Task prompt
Leave out every picture, then transcribe the rest of the listing exactly.
--- Start Entries shown ---
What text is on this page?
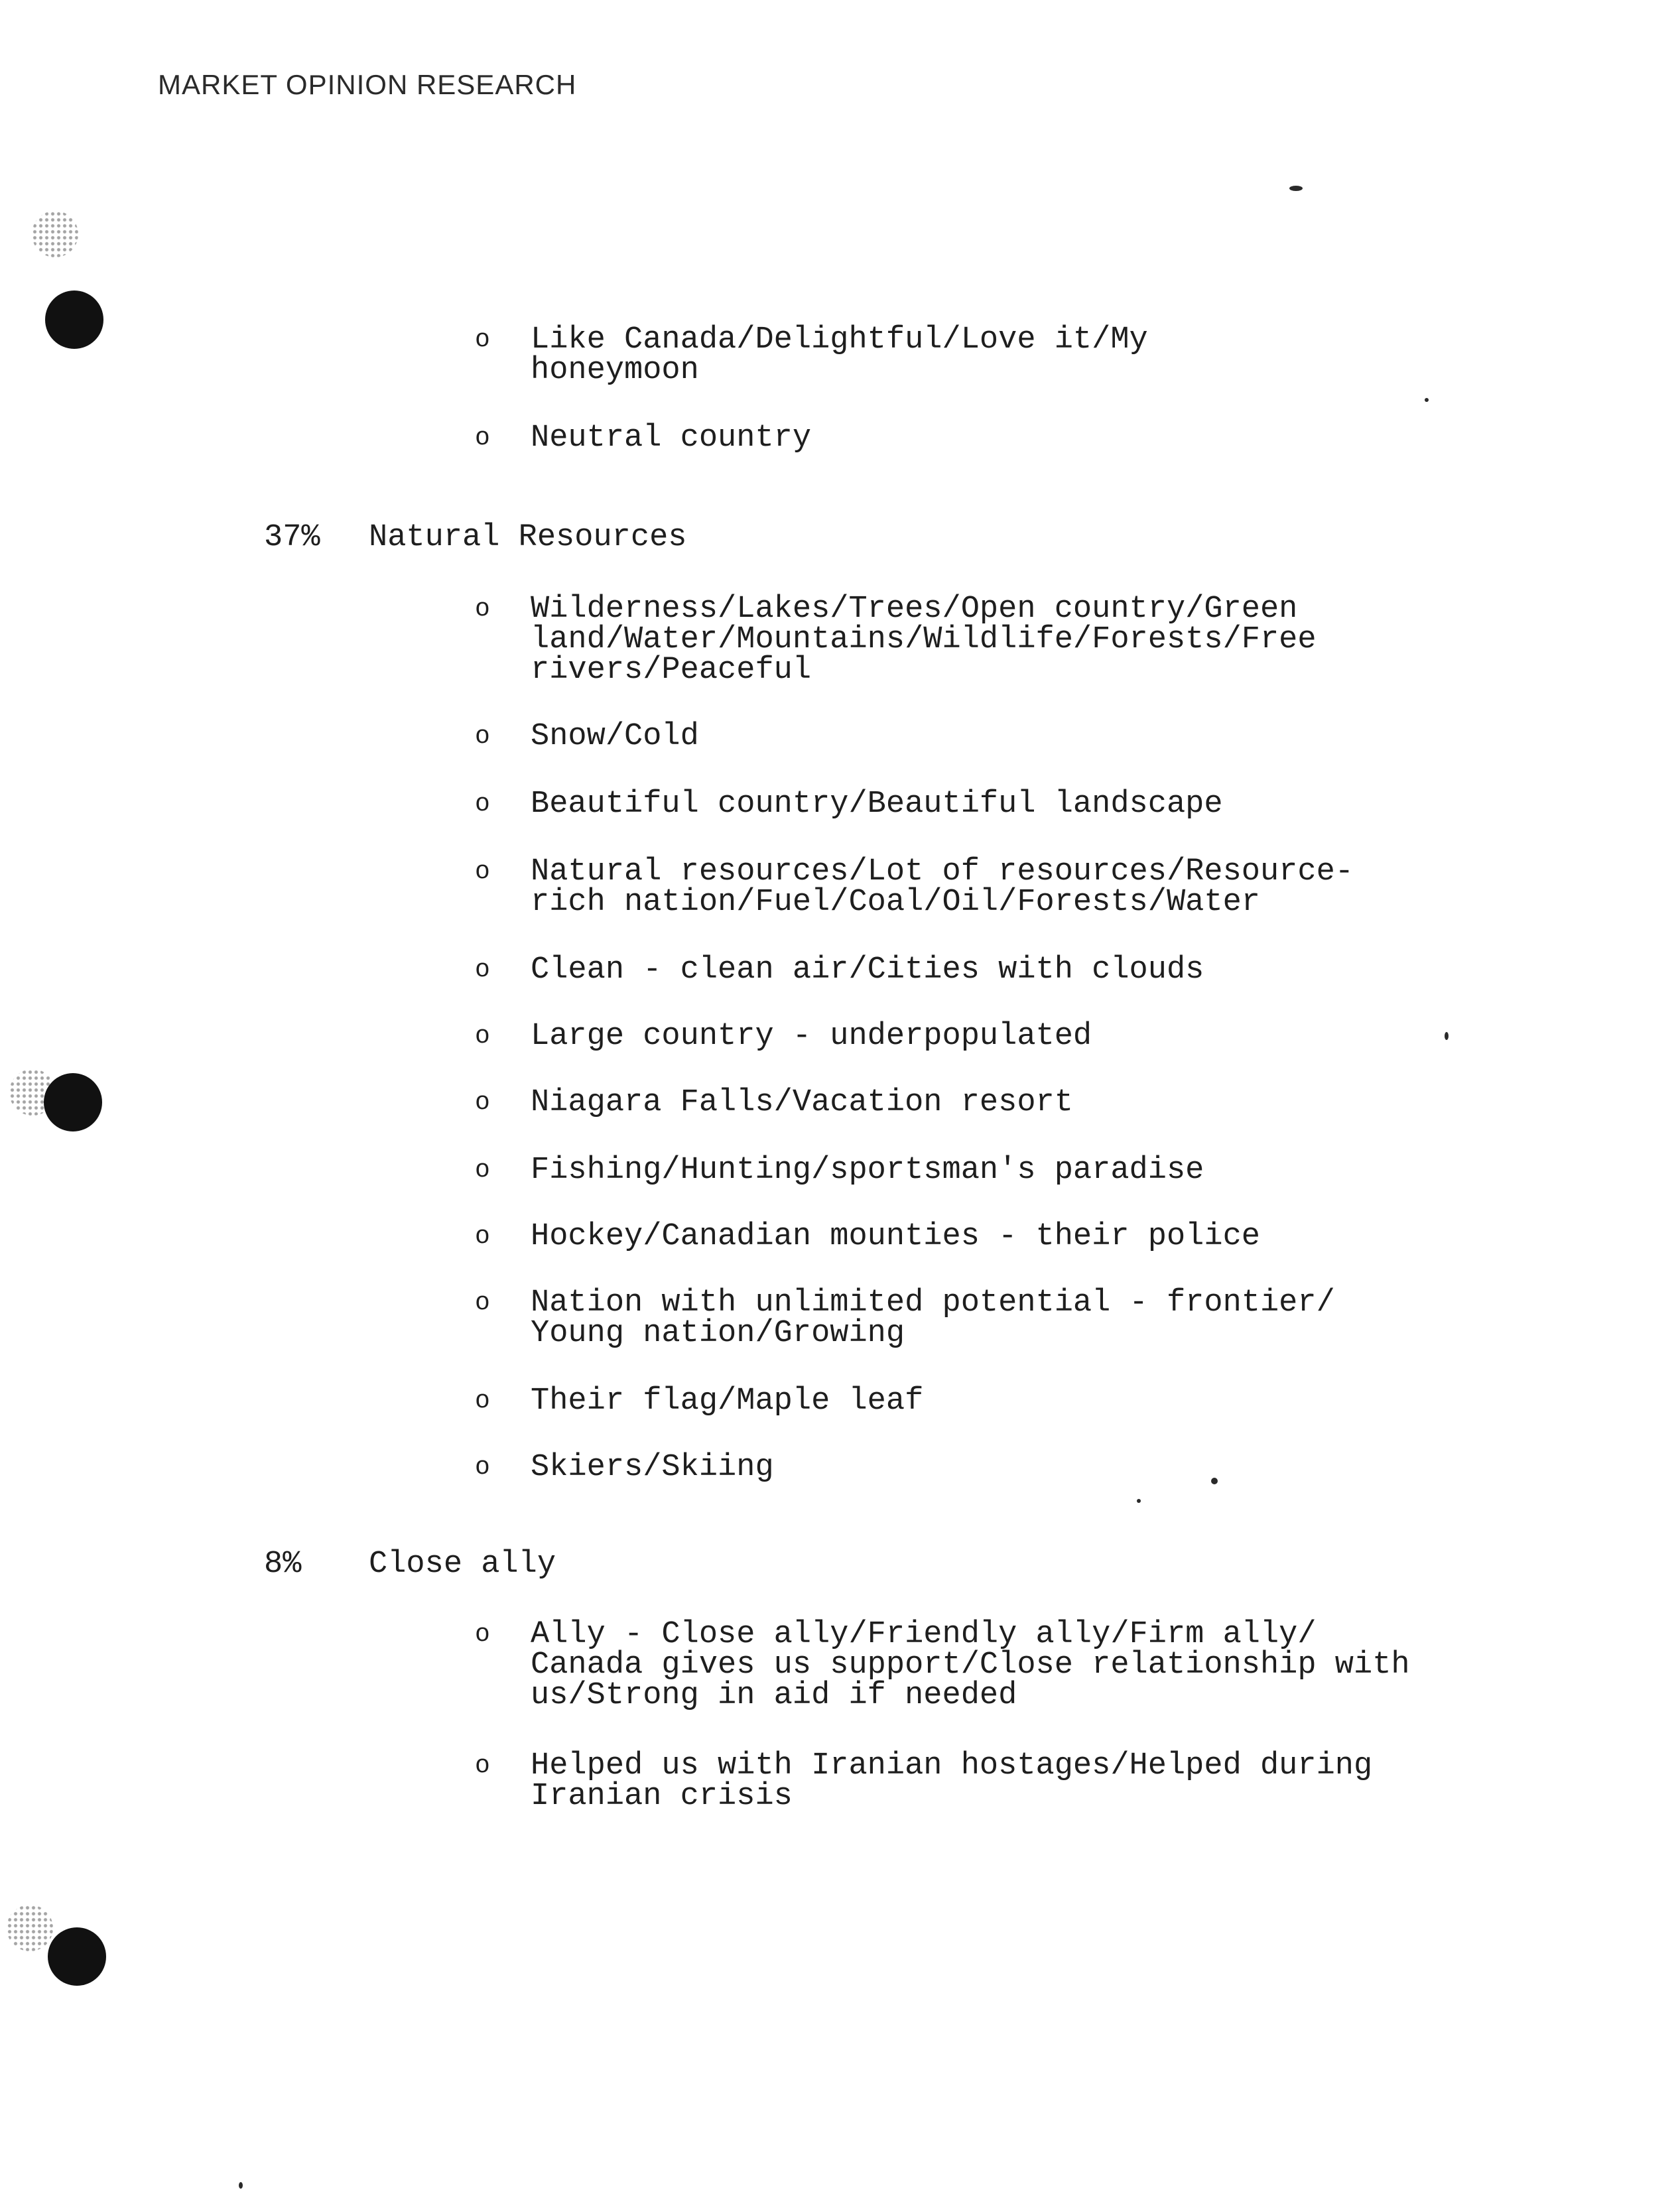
MARKET OPINION RESEARCH
o	Like Canada/Delightful/Love it/My
honeymoon
o	Neutral country
37% Natural Resources
o	Wilderness/Lakes/Trees/Open country/Green
land/Water/Mountains/Wildlife/Forests/Free
rivers/Peaceful
o	Snow/Cold
o	Beautiful country/Beautiful landscape
o	Natural resources/Lot of resources/Resource-
rich nation/Fuel/Coal/Oil/Forests/Water
o	Clean - clean air/Cities with clouds
o	Large country - underpopulated
o	Niagara Falls/Vacation resort
o	Fishing/Hunting/sportsman's paradise
o	Hockey/Canadian mounties - their police
o	Nation with unlimited potential - frontier/
Young nation/Growing
o	Their flag/Maple leaf
o	Skiers/Skiing
8% Close ally
o	Ally - Close ally/Friendly ally/Firm ally/
Canada gives us support/Close relationship with
us/Strong in aid if needed
o	Helped us with Iranian hostages/Helped during
Iranian crisis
--- End Entries shown ---
Task output
What text is on this page?
MARKET OPINION RESEARCH
o	Like Canada/Delightful/Love it/My
honeymoon
o	Neutral country
37% Natural Resources
o	Wilderness/Lakes/Trees/Open country/Green
land/Water/Mountains/Wildlife/Forests/Free
rivers/Peaceful
o	Snow/Cold
o	Beautiful country/Beautiful landscape
o	Natural resources/Lot of resources/Resource-
rich nation/Fuel/Coal/Oil/Forests/Water
o	Clean - clean air/Cities with clouds
o	Large country - underpopulated
o	Niagara Falls/Vacation resort
o	Fishing/Hunting/sportsman's paradise
o	Hockey/Canadian mounties - their police
o	Nation with unlimited potential - frontier/
Young nation/Growing
o	Their flag/Maple leaf
o	Skiers/Skiing
8% Close ally
o	Ally - Close ally/Friendly ally/Firm ally/
Canada gives us support/Close relationship with
us/Strong in aid if needed
o	Helped us with Iranian hostages/Helped during
Iranian crisis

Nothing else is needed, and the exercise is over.